Testo di partenza -
Il diritto alla disconnessione, tema centrale nel dibattito pubblico contemporaneo, mira a tutelare la salute mentale e il benessere dei lavoratori, promuovendo un migliore equilibrio tra vita professionale e privata.

Essere sempre connessi è una caratteristica dei tempi moderni. L’accesso costante alle e-mail, alle chat di lavoro e ad altri canali digitali favorisce la comunicazione con i colleghi e i superiori, la gestione dei documenti e il controllo dello stato di avanzamento dei progetti, facendo sfumare i confini tra lavoro e vita personale.

Per questo, sempre più spesso, si parla di diritto alla disconnessione, ossia della possibilità, al di fuori dall’orario di lavoro, di non essere reperibili e di "staccare la spina". Diritto non solo di scollegarsi, ma anche di non subire ripercussioni per non essersi connessi o, al contrario, di non essere premiati per averlo fatto.

Se, infatti, la tecnologia ha rivoluzionato e continua a rivoluzionare in modo positivo il mondo del lavoro, questo non avviene senza conseguenze ed effetti collaterali. La presenza pervasiva di smartphone, tablet o pc portatili - spesso forniti dalle stesse aziende per cui si opera - porta il lavoro a invadere la vita privata, riducendo il tempo che i lavoratori possono dedicare al proprio benessere e al tempo libero.

diritto alla disconnessione
diritto alla disconnessione

diritto alla disconnessione in Italia.

Raccolta dati -

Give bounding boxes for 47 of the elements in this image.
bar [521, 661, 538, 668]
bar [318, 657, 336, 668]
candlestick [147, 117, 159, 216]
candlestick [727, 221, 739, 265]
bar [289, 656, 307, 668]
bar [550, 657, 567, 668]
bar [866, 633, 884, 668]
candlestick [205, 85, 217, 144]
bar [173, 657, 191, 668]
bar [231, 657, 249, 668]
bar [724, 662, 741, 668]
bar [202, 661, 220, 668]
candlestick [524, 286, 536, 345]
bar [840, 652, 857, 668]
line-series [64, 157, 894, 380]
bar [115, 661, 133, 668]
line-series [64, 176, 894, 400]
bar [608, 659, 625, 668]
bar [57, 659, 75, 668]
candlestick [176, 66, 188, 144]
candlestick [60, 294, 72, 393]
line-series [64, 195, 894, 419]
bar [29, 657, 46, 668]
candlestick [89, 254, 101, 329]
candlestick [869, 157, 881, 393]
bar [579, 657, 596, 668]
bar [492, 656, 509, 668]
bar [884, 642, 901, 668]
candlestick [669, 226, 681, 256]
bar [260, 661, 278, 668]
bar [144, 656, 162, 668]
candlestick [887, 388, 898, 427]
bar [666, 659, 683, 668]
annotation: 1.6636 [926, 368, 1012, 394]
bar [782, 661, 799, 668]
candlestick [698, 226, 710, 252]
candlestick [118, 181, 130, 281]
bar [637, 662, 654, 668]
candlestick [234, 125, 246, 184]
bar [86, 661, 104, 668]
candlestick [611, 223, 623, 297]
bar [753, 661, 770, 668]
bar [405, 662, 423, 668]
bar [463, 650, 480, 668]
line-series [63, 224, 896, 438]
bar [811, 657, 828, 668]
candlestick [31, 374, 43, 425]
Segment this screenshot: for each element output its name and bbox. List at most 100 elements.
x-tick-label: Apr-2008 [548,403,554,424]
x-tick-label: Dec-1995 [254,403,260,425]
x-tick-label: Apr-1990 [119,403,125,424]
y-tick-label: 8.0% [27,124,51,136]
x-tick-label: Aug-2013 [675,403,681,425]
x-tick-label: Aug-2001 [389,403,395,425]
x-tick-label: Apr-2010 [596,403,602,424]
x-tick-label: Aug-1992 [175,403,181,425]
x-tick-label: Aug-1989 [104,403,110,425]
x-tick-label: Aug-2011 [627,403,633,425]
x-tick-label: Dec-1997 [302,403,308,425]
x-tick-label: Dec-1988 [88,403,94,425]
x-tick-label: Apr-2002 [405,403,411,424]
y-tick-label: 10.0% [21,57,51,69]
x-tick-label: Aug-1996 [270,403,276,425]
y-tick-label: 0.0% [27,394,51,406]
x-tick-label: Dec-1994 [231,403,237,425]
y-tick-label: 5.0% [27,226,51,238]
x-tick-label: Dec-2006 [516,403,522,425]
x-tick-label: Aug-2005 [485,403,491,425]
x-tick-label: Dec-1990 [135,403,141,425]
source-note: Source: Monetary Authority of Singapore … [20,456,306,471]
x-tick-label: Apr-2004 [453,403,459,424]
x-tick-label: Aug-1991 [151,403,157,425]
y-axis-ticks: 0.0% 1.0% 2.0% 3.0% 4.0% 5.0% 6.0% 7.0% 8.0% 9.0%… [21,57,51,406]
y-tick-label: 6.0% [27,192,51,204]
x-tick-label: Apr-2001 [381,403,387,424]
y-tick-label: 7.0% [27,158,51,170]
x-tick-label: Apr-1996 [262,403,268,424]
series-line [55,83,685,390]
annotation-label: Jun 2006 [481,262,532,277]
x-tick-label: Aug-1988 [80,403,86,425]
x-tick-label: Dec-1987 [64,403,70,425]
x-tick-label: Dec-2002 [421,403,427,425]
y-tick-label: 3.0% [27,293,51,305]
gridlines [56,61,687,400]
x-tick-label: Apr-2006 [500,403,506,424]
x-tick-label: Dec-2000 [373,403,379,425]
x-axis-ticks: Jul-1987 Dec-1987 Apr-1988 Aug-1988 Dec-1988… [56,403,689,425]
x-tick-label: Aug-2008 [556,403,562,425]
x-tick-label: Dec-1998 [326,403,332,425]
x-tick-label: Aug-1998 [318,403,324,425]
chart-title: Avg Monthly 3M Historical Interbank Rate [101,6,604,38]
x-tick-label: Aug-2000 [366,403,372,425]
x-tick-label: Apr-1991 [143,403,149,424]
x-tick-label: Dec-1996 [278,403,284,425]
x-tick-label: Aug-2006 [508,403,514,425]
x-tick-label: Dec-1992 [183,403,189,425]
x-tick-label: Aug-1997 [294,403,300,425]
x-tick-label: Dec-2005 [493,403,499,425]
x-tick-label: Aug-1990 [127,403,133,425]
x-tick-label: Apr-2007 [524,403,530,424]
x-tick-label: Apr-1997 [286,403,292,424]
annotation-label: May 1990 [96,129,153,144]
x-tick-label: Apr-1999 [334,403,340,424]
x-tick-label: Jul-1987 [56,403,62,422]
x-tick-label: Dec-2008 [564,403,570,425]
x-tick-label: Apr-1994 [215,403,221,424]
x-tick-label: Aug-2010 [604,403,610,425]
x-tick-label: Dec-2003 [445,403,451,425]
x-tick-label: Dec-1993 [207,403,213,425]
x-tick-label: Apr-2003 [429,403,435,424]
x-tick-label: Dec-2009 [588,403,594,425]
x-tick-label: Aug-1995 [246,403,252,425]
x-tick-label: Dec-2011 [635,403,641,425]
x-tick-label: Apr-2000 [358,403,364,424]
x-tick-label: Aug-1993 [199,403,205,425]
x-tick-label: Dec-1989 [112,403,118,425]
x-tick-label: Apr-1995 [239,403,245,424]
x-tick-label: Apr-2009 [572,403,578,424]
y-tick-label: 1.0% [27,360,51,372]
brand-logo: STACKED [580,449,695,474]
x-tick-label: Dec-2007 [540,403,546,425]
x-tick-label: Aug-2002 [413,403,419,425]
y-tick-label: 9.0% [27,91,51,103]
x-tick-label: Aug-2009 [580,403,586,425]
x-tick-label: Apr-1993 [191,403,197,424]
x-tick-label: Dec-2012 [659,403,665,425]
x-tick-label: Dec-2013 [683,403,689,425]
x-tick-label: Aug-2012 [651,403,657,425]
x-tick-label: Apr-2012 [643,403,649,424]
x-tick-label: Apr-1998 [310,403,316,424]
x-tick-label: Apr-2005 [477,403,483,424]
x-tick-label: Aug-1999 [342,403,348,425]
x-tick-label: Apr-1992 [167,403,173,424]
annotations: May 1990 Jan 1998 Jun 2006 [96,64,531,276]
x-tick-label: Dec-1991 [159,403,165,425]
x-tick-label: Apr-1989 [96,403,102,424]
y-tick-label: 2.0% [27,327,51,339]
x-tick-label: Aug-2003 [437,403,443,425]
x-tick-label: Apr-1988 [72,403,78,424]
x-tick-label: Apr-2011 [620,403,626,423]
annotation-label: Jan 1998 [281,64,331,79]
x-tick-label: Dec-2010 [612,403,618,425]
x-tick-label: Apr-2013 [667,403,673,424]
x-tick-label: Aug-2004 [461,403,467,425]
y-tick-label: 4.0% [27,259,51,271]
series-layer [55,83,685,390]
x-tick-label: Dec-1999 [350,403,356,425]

Compito A - Cita fedelmente, dal testo sul diritto alla disconnessione, tutto ciò che va da "Il diritto alla" fino a "professionale e privata.".
Compito B -
Rispondi a queste domande sul testo sul diritto alla disconnessione:
(i) Che cosa mira a tutelare il diritto alla disconnessione?
(ii) Quali canali digitali sono nominati come sempre accessibili?
(iii) Da chi vengono spesso forniti smartphone, tablet o pc portatili?
Compito C - Prosegui il testo sul diritto alla disconnessione dal punto in cui si interrompe.
Le voci provengono da un'altra fonte.

Risposta finale A -
Il diritto alla disconnessione, tema centrale nel dibattito pubblico contemporaneo, mira a tutelare la salute mentale e il benessere dei lavoratori, promuovendo un migliore equilibrio tra vita professionale e privata.

Risposta finale B -
(i) La salute mentale e il benessere dei lavoratori.
(ii) Le e-mail, le chat di lavoro e altri canali digitali.
(iii) Dalle stesse aziende per cui si opera.

Risposta finale C -
Il primo riferimento legislativo al diritto alla disconnessione nell’ordinamento italiano è stato introdotto con la Legge n. 81 del 22 maggio 2017, che disciplina il lavoro agile.

Questa normativa, all’art. 18, stabilisce che l’organizzazione del lavoro agile è regolata da accordi tra datore di lavoro e dipendente e deve rispettare i limiti di durata massima dell’orario di lavoro giornaliero e settimanale previsti dalla Legge e dalla contrattazione collettiva.

L’art. 19 specifica che tali accordi devono includere un riferimento ai tempi di riposo del lavoratore e alle misure tecniche e organizzative da adottare per garantire la disconnessione del dipendente dagli strumenti tecnologici di lavoro.

Tuttavia, la Legge n. 81 del 22 maggio 2017 non stabilisce un tempo di disconnessione garantito e uguale per tutti i lavoratori, a differenza di altri Paesi europei, dove i datori di lavoro hanno il divieto di contattare i dipendenti al di fuori dell’orario di lavoro.

Il 13 maggio 2020, il Garante della Privacy si è espresso sul tema, sottolineando l’importanza del diritto alla disconnessione per garantire un migliore work-life balance, evidenziando come il mancato riconoscimento di tale diritto rischi di annullare le conquiste storiche ottenute nel mondo del lavoro.

Il Presidente del Garante, inoltre, ha evidenziato la necessità di impedire ai datori di lavoro l'uso di computer con funzionalità che permettano un monitoraggio sistematico e invasivo delle attività dei dipendenti.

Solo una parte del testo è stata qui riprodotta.